_DATA TO USE_.
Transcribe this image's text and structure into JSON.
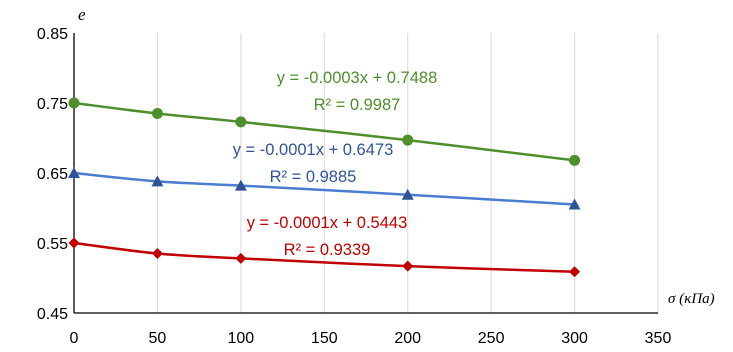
{
  "chart_data": {
    "type": "scatter",
    "xlabel": "σ (κΠa)",
    "ylabel": "e",
    "xlim": [
      0,
      350
    ],
    "ylim": [
      0.45,
      0.85
    ],
    "xticks": [
      0,
      50,
      100,
      150,
      200,
      250,
      300,
      350
    ],
    "yticks": [
      0.45,
      0.55,
      0.65,
      0.75,
      0.85
    ],
    "ytick_labels": [
      "0.45",
      "0.55",
      "0.65",
      "0.75",
      "0.85"
    ],
    "grid": "vertical",
    "legend": "none",
    "series": [
      {
        "color": "#4e8f2c",
        "marker": "circle",
        "x": [
          0,
          50,
          100,
          200,
          300
        ],
        "y": [
          0.75,
          0.735,
          0.723,
          0.697,
          0.668
        ],
        "equation": "y = -0.0003x + 0.7488",
        "r2": "R² = 0.9987"
      },
      {
        "color": "#2f5597",
        "line_color": "#4a7dcf",
        "marker": "triangle",
        "x": [
          0,
          50,
          100,
          200,
          300
        ],
        "y": [
          0.65,
          0.638,
          0.632,
          0.619,
          0.605
        ],
        "equation": "y = -0.0001x + 0.6473",
        "r2": "R² = 0.9885"
      },
      {
        "color": "#c00000",
        "marker": "diamond",
        "x": [
          0,
          50,
          100,
          200,
          300
        ],
        "y": [
          0.55,
          0.535,
          0.528,
          0.517,
          0.509
        ],
        "equation": "y = -0.0001x + 0.5443",
        "r2": "R² = 0.9339"
      }
    ]
  }
}
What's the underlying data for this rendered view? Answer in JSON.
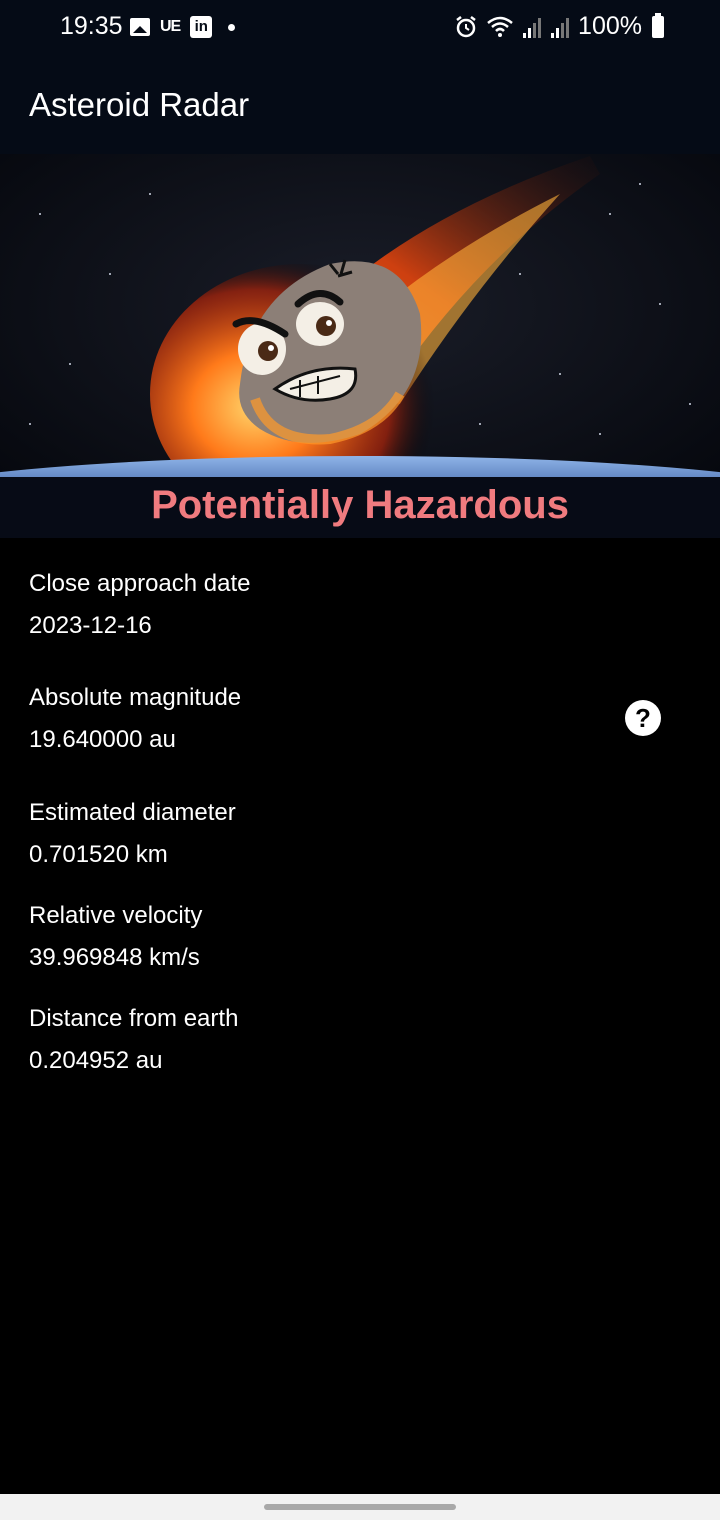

_REQUIREMENT_. Can you restate all the records above word for word while dropping the pictures?

_SOLUTION TO THE EXERCISE_.
Transcribe this image's text and structure into JSON.
{
  "chart_data": {
    "type": "scatter",
    "xlabel": "σ (κΠa)",
    "ylabel": "e",
    "xlim": [
      0,
      350
    ],
    "ylim": [
      0.45,
      0.85
    ],
    "xticks": [
      0,
      50,
      100,
      150,
      200,
      250,
      300,
      350
    ],
    "yticks": [
      0.45,
      0.55,
      0.65,
      0.75,
      0.85
    ],
    "ytick_labels": [
      "0.45",
      "0.55",
      "0.65",
      "0.75",
      "0.85"
    ],
    "grid": "vertical",
    "legend": "none",
    "series": [
      {
        "color": "#4e8f2c",
        "marker": "circle",
        "x": [
          0,
          50,
          100,
          200,
          300
        ],
        "y": [
          0.75,
          0.735,
          0.723,
          0.697,
          0.668
        ],
        "equation": "y = -0.0003x + 0.7488",
        "r2": "R² = 0.9987"
      },
      {
        "color": "#2f5597",
        "line_color": "#4a7dcf",
        "marker": "triangle",
        "x": [
          0,
          50,
          100,
          200,
          300
        ],
        "y": [
          0.65,
          0.638,
          0.632,
          0.619,
          0.605
        ],
        "equation": "y = -0.0001x + 0.6473",
        "r2": "R² = 0.9885"
      },
      {
        "color": "#c00000",
        "marker": "diamond",
        "x": [
          0,
          50,
          100,
          200,
          300
        ],
        "y": [
          0.55,
          0.535,
          0.528,
          0.517,
          0.509
        ],
        "equation": "y = -0.0001x + 0.5443",
        "r2": "R² = 0.9339"
      }
    ]
  }
}
What's the underlying data for this rendered view? Answer in JSON.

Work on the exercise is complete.